----- Task material
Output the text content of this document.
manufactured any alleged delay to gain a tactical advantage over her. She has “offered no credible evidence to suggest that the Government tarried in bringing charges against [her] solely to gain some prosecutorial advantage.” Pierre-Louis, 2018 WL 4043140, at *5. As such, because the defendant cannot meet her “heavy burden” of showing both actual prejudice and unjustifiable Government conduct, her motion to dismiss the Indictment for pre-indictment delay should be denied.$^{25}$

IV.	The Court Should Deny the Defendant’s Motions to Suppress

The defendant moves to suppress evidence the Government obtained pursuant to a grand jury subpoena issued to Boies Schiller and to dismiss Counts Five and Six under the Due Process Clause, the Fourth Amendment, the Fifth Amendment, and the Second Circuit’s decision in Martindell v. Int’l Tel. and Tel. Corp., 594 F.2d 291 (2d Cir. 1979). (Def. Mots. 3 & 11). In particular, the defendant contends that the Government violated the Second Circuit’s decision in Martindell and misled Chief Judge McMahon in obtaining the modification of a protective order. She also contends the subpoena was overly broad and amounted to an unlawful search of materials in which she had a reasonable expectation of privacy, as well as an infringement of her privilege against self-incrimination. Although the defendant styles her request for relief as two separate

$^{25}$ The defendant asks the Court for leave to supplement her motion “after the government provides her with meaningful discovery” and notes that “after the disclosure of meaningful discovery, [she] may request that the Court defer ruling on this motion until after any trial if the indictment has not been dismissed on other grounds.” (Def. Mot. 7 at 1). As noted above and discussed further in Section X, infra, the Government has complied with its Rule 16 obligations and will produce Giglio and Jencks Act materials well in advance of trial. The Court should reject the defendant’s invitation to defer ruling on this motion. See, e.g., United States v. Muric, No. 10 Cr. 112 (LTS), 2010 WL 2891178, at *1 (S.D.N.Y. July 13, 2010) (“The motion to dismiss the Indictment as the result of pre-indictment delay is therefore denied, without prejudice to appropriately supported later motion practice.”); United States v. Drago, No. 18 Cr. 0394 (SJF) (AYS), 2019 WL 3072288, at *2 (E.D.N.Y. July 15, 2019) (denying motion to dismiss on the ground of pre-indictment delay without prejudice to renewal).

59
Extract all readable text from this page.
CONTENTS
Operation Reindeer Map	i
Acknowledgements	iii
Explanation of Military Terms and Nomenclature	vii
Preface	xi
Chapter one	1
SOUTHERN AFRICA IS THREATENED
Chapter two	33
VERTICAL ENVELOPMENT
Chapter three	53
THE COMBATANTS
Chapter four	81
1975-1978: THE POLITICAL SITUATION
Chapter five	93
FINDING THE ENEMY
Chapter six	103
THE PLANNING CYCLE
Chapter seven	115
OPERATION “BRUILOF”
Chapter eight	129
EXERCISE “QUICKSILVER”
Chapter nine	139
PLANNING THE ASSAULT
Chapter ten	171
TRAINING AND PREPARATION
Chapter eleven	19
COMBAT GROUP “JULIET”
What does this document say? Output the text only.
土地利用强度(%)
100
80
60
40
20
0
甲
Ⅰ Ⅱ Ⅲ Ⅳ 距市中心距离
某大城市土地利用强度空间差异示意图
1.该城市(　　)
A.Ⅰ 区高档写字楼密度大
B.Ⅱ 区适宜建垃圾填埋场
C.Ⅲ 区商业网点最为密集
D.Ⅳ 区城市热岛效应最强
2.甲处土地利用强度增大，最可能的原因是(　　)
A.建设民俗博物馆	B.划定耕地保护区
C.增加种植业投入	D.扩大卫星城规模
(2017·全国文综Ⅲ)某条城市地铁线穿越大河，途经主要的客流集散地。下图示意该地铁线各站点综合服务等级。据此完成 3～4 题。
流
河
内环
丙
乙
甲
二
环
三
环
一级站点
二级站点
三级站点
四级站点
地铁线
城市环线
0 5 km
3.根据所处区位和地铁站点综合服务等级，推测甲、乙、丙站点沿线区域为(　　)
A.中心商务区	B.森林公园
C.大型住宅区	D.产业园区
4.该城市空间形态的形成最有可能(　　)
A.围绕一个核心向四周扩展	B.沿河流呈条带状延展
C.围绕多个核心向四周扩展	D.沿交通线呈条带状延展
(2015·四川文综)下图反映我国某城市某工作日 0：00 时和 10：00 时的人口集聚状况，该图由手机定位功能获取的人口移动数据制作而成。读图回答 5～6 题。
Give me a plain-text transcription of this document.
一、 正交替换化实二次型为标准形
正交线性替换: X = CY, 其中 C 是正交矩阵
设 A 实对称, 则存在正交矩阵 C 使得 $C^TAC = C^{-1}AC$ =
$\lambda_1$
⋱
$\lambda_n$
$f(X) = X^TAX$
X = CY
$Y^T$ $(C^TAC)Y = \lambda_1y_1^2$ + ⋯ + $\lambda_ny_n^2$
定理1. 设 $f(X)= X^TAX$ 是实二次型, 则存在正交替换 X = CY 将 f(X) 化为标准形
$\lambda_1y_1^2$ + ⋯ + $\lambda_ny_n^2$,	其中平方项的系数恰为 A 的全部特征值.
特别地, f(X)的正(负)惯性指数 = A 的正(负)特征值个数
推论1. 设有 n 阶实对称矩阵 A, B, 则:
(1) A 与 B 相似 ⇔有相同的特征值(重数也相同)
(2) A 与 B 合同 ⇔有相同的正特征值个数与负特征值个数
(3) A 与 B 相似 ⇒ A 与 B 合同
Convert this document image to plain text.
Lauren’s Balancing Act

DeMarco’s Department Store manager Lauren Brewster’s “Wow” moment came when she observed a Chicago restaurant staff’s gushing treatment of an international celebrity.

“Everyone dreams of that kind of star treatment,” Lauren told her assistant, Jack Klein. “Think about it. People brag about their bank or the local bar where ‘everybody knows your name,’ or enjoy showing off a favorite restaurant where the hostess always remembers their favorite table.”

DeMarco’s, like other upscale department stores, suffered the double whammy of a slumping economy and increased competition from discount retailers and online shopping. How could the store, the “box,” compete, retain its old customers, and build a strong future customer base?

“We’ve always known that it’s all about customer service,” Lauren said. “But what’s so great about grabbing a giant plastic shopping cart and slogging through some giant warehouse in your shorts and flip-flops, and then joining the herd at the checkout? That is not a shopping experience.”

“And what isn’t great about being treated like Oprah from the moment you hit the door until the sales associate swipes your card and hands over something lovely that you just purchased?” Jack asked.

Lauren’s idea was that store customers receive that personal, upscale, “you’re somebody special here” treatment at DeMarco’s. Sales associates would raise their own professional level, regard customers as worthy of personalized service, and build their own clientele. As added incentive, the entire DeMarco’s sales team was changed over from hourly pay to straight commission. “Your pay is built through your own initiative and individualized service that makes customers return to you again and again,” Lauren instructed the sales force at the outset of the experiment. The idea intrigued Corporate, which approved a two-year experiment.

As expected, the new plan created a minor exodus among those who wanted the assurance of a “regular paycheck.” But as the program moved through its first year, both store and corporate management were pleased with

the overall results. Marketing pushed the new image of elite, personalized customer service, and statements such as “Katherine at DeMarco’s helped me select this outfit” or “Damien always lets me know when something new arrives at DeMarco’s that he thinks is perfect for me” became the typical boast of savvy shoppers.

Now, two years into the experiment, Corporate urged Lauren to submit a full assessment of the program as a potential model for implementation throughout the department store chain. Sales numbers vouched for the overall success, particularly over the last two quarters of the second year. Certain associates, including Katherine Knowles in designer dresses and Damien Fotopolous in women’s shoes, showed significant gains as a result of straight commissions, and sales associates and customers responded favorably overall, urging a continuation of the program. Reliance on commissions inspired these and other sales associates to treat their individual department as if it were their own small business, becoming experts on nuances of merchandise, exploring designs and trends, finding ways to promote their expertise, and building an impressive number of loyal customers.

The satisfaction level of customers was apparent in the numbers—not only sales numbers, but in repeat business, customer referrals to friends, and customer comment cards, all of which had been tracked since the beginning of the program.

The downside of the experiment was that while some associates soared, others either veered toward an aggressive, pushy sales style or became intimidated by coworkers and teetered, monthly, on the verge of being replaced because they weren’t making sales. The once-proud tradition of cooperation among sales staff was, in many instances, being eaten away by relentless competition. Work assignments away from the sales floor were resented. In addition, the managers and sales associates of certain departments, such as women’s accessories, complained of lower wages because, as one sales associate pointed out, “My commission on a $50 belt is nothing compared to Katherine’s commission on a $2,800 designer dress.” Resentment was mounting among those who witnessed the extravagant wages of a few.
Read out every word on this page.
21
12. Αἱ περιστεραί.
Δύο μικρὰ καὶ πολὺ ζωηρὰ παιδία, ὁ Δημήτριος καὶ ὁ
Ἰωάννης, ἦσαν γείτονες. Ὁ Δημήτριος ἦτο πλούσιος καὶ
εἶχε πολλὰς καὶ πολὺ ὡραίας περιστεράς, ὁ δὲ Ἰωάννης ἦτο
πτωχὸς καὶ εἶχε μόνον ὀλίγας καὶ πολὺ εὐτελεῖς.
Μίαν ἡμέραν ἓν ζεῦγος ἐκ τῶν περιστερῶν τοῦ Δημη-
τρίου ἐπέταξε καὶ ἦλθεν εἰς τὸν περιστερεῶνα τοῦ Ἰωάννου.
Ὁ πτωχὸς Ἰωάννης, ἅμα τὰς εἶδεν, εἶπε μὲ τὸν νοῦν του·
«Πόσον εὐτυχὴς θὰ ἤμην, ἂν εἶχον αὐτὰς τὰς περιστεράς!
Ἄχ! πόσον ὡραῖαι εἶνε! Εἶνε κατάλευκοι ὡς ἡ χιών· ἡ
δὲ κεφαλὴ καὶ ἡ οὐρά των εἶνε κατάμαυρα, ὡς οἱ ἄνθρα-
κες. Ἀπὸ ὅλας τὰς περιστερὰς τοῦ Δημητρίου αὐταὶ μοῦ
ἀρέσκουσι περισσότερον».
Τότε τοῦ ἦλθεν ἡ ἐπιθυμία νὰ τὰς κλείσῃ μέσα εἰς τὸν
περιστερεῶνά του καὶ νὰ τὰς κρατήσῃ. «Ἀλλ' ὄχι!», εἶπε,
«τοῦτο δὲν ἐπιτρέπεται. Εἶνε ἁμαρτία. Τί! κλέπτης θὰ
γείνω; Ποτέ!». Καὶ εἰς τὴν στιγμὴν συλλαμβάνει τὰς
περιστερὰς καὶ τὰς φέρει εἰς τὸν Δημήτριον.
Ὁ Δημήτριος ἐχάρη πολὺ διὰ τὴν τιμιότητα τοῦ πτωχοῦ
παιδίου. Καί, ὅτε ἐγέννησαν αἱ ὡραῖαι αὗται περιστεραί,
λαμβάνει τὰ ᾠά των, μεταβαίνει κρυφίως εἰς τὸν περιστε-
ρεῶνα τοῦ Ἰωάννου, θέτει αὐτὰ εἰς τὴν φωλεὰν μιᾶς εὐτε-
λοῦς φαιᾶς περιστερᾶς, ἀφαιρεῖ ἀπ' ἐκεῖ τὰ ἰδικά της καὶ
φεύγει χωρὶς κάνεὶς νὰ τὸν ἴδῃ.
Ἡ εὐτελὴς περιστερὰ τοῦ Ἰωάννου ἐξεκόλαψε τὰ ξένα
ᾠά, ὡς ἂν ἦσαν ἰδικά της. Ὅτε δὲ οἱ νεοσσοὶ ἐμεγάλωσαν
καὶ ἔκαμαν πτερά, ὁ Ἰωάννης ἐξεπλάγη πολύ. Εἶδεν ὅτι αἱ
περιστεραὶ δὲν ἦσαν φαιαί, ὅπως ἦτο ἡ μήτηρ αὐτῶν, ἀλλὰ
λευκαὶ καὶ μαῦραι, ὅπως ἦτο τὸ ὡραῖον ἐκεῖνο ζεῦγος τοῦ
----------
[What is expected]: Find the word "Ἰωάννης" and list each line it appears in.

[The answer]:
Ἰωάννης, ἦσαν γείτονες. Ὁ Δημήτριος ἦτο πλούσιος καὶ
εἶχε πολλὰς καὶ πολὺ ὡραίας περιστεράς, ὁ δὲ Ἰωάννης ἦτο
Ὁ πτωχὸς Ἰωάννης, ἅμα τὰς εἶδεν, εἶπε μὲ τὸν νοῦν του·
καὶ ἔκαμαν πτερά, ὁ Ἰωάννης ἐξεπλάγη πολύ. Εἶδεν ὅτι αἱ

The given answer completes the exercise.